==== TEKS SUMBER

Upaya mewujudkan pendidikan yang bermutu sesuai dengan perkembangan IPTEK dan globalisasi, berdasarkan Ketetapan MPR No IV/1999 Bidang Pendidikan menyatakan perlunya dilakukan pembaharuan sistem pendidikan dan peraturan pemerintah No. 22 tahun 2000 tentang otonomi daerah. Dalam kerangka otonomi pendidikan Depdiknas mengembangkan suatu pola Manajemen Peningkatan Mutu Berbasis Sekolah (MPMBS) sebagai entry point menuju pengelolaan pendidikan yang berorientasi pada mutu dengan mendasarkan kepada empat aspek yaitu demokrasi, transformasi, berkelanjutan dan akuntabilitas.
Disamping itu perlu pembenahan kurikulum yang dapat mengakomodasi potensi sumber daya di masing masing daerah, maka disusunlah kurikulum yang berbasis kompetensi yang lebih fleksibel dan dinamis. Dalam kurikulum ini pemerintah pusat menentukan standar kompetensi umum secara nasional yang berlaku di seluruh daerah, sedangkan daerah diberi kekuasaan untuk mengembangkan kerikulum sesuai dengan potensi dan karakteristik daerah masing masing.

========

RINCIAN TUGAS: Kutip kembali seluruh teks tentang pembaharuan sistem pendidikan dan kurikulum berbasis kompetensi di atas tanpa mengubah satu kata pun.

==== ENTRI TERSEDIA

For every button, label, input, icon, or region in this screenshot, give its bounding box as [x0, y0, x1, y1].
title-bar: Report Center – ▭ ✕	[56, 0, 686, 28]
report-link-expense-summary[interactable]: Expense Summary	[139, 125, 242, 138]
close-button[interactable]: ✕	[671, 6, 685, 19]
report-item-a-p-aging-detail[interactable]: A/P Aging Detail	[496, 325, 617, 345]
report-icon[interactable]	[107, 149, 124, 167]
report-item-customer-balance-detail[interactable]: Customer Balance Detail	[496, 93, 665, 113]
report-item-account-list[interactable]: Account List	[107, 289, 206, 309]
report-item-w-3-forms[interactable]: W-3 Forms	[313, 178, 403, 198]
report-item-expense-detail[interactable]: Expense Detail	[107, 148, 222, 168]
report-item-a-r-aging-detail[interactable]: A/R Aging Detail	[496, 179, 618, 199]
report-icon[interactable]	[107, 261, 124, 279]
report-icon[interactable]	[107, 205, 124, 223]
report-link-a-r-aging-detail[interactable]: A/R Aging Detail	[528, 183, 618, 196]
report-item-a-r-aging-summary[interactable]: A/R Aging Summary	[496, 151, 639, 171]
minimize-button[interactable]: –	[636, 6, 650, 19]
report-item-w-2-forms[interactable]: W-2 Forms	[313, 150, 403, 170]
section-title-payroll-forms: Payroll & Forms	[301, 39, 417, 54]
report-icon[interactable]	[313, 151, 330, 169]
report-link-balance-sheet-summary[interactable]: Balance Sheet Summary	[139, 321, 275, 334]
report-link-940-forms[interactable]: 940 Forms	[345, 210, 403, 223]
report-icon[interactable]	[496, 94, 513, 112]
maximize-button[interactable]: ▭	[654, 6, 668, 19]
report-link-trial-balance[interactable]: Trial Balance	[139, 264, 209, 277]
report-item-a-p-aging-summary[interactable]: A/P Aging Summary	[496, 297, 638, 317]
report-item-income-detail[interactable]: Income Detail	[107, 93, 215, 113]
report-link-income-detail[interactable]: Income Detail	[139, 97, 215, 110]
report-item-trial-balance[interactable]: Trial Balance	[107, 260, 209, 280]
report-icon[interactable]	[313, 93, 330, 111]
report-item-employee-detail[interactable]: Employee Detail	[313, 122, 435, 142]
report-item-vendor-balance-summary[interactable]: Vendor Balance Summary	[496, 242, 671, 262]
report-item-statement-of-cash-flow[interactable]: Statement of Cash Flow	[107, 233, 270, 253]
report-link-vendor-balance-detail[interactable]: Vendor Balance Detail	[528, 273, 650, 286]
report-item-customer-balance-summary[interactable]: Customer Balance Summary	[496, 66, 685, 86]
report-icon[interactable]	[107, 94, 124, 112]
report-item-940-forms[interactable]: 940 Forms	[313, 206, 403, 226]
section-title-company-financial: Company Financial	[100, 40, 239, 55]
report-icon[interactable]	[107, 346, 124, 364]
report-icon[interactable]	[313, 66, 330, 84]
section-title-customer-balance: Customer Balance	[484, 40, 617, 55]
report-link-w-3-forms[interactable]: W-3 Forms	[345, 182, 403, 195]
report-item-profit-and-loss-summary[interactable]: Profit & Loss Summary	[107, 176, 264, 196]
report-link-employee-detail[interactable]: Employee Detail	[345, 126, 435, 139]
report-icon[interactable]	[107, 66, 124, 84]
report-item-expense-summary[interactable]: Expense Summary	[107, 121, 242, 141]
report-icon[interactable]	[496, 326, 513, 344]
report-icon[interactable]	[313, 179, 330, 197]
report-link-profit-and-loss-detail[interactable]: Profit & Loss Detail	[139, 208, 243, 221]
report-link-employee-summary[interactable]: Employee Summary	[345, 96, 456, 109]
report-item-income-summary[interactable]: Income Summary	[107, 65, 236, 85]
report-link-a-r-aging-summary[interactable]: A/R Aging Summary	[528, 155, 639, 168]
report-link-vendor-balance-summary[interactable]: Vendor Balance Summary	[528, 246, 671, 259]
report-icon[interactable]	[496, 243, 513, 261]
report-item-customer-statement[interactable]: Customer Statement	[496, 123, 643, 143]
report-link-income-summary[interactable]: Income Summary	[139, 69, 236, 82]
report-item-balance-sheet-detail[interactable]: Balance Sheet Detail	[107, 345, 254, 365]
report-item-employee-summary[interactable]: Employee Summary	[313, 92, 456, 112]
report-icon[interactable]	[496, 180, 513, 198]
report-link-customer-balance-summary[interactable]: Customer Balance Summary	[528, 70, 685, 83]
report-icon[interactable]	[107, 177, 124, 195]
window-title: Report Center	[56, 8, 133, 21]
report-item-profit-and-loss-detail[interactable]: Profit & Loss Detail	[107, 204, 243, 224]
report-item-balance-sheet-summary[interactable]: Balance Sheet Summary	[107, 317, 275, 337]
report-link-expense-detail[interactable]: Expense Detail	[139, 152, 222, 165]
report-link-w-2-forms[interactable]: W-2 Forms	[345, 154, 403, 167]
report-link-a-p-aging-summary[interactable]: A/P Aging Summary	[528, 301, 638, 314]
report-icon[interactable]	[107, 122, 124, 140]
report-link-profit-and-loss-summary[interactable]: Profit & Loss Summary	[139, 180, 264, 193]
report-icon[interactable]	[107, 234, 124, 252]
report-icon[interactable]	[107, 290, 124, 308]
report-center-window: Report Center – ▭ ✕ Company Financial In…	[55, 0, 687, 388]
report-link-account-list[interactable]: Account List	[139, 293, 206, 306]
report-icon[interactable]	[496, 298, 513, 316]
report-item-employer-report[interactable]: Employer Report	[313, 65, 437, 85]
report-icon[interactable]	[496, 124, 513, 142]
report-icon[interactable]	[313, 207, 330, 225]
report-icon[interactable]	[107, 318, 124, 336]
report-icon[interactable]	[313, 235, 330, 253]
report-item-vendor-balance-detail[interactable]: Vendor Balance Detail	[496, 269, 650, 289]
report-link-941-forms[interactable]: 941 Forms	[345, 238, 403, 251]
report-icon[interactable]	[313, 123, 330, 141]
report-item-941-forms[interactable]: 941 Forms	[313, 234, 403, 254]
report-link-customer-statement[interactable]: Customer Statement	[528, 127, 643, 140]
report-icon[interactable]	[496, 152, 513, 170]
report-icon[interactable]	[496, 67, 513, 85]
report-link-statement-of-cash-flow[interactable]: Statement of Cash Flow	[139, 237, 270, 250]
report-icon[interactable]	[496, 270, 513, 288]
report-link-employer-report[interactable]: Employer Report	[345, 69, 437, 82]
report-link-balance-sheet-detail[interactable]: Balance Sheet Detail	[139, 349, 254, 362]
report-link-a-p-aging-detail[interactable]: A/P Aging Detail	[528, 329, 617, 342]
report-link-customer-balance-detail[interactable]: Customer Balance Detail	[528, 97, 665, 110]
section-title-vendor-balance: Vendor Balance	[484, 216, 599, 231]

========

HASIL BERIKUT:
Upaya mewujudkan pendidikan yang bermutu sesuai dengan perkembangan IPTEK dan globalisasi, berdasarkan Ketetapan MPR No IV/1999 Bidang Pendidikan menyatakan perlunya dilakukan pembaharuan sistem pendidikan dan peraturan pemerintah No. 22 tahun 2000 tentang otonomi daerah. Dalam kerangka otonomi pendidikan Depdiknas mengembangkan suatu pola Manajemen Peningkatan Mutu Berbasis Sekolah (MPMBS) sebagai entry point menuju pengelolaan pendidikan yang berorientasi pada mutu dengan mendasarkan kepada empat aspek yaitu demokrasi, transformasi, berkelanjutan dan akuntabilitas.
Disamping itu perlu pembenahan kurikulum yang dapat mengakomodasi potensi sumber daya di masing masing daerah, maka disusunlah kurikulum yang berbasis kompetensi yang lebih fleksibel dan dinamis. Dalam kurikulum ini pemerintah pusat menentukan standar kompetensi umum secara nasional yang berlaku di seluruh daerah, sedangkan daerah diberi kekuasaan untuk mengembangkan kerikulum sesuai dengan potensi dan karakteristik daerah masing masing.